Green spaces continue to be blighted by housing

Meg Howarth, Ellington Street, Islington, writes:

Islington Council isn’t the only land-owner planning to build on our borough’s limited green spaces (Green space must be safeguarded, April 22).

The City of London has plans for more housing on its York Way estate. The current proposals - for this and other council estates where planning applications for ‘infill’ housing have yet to be submitted - can be seen in the following link, which includes useful outline drawings of each of the sites islington.gov.uk/~/media/sharepoint-lists/public-records/Planningandbuildingcontrol/Publicity/Publicconsultation/20202021/20210317SiteAllocationsscheduleofmodifications.pdf

Outside of the City, Islington has the least green space per head of population in London, where it’s the most densely populated of the 32 boroughs as well as local authority in the UK. Without acknowledging the irony, our greener neighbour is planning to help reduce local green space even further.

Estate green spaces are also public-realm health and environmental amenities, demonstrably so in the case of Dixon Clark Court where the ‘little forest’ of mature trees provided a spot of nature and shade for the foot-fall along adjacent Canonbury Road. This was particularly so for children on their way to the primary school. Islington Council has already granted permission to build private housing there - the council homes will be sited on the residents’ former beautiful rear garden. This will be concreted over. Dixon Clark Court is just one among a total of 18 other local estates where the town hall is planning to build. New leader, Ms Comer-Schwartz, expressed her full support for this new-build programme during her recent acceptance speech at the town hall.

WHAT YOU NEED TO DO
[1] According to the letter, which land-owner other than Islington Council plans more housing, and on which estate?
[2] Quote the letter from "Meg Howarth, Ellington" to "safeguarded, April 22).".
The records after this point are separate material and are unrelated to the letter.

INFORMATION
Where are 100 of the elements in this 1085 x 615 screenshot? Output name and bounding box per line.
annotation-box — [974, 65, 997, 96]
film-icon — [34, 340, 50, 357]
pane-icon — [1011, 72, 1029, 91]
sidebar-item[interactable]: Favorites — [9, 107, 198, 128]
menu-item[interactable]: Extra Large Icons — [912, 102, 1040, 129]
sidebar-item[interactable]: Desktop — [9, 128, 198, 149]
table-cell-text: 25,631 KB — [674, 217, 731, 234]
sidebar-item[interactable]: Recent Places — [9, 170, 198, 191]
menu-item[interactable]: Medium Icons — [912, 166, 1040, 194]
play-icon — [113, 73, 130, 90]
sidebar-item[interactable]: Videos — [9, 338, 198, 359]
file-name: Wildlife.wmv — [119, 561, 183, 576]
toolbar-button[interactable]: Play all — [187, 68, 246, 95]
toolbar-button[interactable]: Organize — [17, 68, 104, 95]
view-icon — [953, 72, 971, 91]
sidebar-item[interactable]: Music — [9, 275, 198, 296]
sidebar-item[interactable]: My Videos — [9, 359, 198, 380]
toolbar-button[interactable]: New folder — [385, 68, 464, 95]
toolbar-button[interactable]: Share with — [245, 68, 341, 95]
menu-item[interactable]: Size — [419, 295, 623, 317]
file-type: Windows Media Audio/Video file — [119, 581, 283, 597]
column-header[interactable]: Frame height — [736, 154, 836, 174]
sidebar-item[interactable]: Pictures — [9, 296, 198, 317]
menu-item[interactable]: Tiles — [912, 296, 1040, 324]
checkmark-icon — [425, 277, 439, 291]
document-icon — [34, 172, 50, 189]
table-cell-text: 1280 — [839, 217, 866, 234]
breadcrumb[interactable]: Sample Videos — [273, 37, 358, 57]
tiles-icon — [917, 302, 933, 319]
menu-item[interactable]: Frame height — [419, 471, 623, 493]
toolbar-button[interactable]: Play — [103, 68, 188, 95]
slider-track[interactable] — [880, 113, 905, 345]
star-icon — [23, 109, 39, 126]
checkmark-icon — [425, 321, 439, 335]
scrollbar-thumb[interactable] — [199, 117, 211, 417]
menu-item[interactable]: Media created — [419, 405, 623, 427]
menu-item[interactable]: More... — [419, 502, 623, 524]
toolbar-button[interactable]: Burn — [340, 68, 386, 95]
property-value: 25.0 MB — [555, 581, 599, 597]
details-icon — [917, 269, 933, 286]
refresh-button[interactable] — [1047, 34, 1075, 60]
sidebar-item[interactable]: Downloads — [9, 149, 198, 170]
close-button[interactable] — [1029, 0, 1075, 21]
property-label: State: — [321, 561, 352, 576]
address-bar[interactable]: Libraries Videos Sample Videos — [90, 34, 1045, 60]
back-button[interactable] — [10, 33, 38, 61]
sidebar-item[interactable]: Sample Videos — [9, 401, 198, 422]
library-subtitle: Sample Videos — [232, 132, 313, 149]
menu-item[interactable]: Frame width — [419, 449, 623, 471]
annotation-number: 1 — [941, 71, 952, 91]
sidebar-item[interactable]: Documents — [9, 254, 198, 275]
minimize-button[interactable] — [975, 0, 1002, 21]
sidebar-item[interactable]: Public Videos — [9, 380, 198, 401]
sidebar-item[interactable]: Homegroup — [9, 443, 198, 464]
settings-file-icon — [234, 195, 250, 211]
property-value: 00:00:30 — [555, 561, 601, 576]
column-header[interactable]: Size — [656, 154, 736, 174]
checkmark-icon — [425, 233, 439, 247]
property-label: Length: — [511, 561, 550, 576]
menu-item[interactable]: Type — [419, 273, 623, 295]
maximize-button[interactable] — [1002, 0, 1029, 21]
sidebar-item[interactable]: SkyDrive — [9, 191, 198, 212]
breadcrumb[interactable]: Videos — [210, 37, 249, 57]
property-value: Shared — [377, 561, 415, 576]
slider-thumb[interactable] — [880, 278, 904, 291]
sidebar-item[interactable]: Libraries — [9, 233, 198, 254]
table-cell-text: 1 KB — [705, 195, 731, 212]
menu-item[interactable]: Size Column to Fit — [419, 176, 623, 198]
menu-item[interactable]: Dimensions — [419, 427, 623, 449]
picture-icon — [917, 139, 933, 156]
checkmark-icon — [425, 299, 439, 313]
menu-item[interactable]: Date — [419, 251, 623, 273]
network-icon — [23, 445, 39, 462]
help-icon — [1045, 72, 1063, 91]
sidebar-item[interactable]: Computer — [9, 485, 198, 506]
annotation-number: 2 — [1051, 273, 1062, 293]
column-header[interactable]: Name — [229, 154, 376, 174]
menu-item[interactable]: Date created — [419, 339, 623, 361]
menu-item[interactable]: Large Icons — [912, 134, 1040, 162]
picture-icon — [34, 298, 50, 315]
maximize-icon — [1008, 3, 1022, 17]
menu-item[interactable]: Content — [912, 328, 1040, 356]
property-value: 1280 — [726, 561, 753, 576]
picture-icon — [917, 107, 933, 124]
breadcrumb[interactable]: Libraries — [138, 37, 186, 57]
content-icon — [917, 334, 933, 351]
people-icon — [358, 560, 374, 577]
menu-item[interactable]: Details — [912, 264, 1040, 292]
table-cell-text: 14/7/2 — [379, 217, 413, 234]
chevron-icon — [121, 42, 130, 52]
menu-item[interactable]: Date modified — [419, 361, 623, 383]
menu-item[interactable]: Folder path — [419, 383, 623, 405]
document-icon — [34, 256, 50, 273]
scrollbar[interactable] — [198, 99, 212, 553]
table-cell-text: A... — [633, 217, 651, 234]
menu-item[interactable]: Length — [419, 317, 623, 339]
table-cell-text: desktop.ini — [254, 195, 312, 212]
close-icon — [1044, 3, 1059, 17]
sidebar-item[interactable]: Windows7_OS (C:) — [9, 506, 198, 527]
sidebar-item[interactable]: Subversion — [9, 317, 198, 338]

OUTPUTS IN ORDER
[1] The City of London, on its York Way estate.

[2]
Meg Howarth, Ellington Street, Islington, writes:

Islington Council isn’t the only land-owner planning to build on our borough’s limited green spaces (Green space must be safeguarded, April 22).